▸ **Task to complete**
Locate the string "Kime" in the records below. Copy every line where it occurs.

## START

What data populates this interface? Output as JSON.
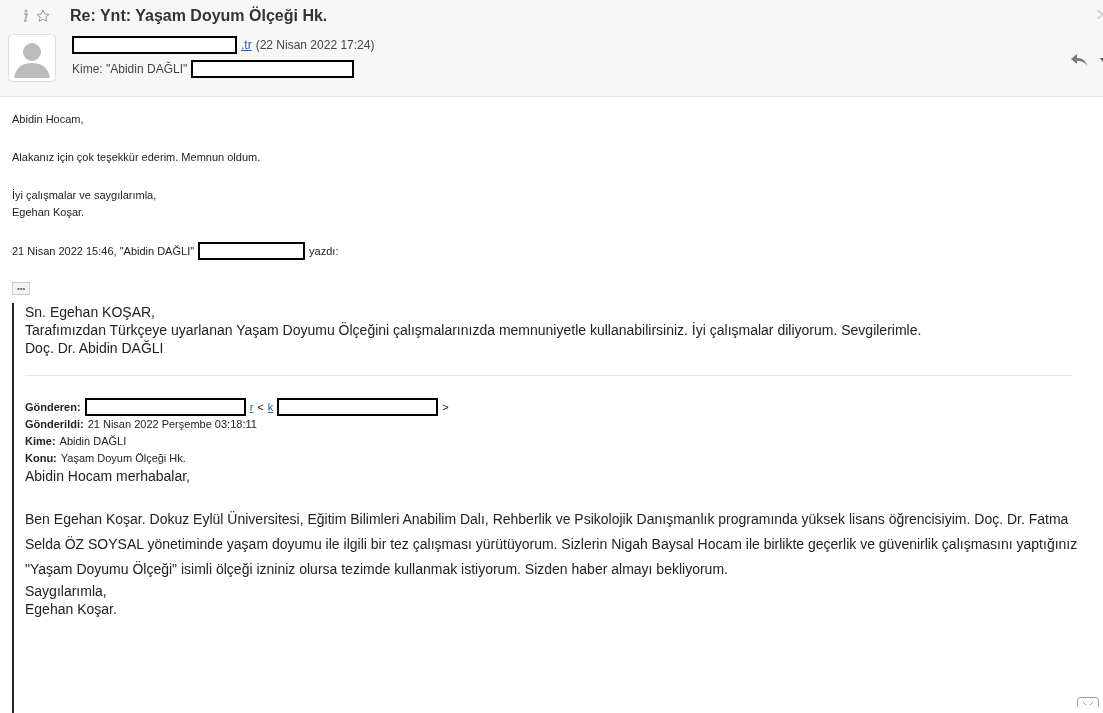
{
  "header": {
    "subject": "Re: Ynt: Yaşam Doyum Ölçeği Hk.",
    "sender_tail": ".tr",
    "date": "(22 Nisan 2022 17:24)",
    "to_label": "Kime: \"Abidin DAĞLI\""
  },
  "reply": {
    "paragraphs": [
      [
        "Abidin Hocam,"
      ],
      [
        "Alakanız için çok teşekkür ederim. Memnun oldum."
      ],
      [
        "İyi çalışmalar ve saygılarımla,",
        "Egehan Koşar."
      ]
    ],
    "attribution": "21 Nisan 2022 15:46, \"Abidin DAĞLI\"",
    "attribution_tail": "yazdı:",
    "expand_button": "•••"
  },
  "quote": {
    "lines": [
      "Sn. Egehan KOŞAR,",
      "Tarafımızdan Türkçeye uyarlanan Yaşam Doyumu Ölçeğini çalışmalarınızda memnuniyetle kullanabilirsiniz. İyi çalışmalar diliyorum. Sevgilerimle.",
      "Doç. Dr. Abidin DAĞLI"
    ],
    "from_label": "Gönderen:",
    "from_link_a": "r",
    "from_lt": "<",
    "from_link_b": "k",
    "from_gt": ">",
    "fields": [
      {
        "label": "Gönderildi:",
        "value": "21 Nisan 2022 Perşembe 03:18:11"
      },
      {
        "label": "Kime:",
        "value": "Abidin DAĞLI"
      },
      {
        "label": "Konu:",
        "value": "Yaşam Doyum Ölçeği Hk."
      }
    ],
    "greeting": "Abidin Hocam merhabalar,",
    "body": "Ben Egehan Koşar. Dokuz Eylül Üniversitesi, Eğitim Bilimleri Anabilim Dalı, Rehberlik ve Psikolojik Danışmanlık programında yüksek lisans öğrencisiyim. Doç. Dr. Fatma Selda ÖZ SOYSAL yönetiminde yaşam doyumu ile ilgili bir tez çalışması yürütüyorum. Sizlerin Nigah Baysal Hocam ile birlikte geçerlik ve güvenirlik çalışmasını yaptığınız \"Yaşam Doyumu Ölçeği\" isimli ölçeği izniniz olursa tezimde kullanmak istiyorum. Sizden haber almayı bekliyorum.",
    "closing": [
      "Saygılarımla,",
      "Egehan Koşar."
    ]
  }
}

## END

▸ **The reply**
    "to_label": "Kime: \"Abidin DAĞLI\""
        "label": "Kime:",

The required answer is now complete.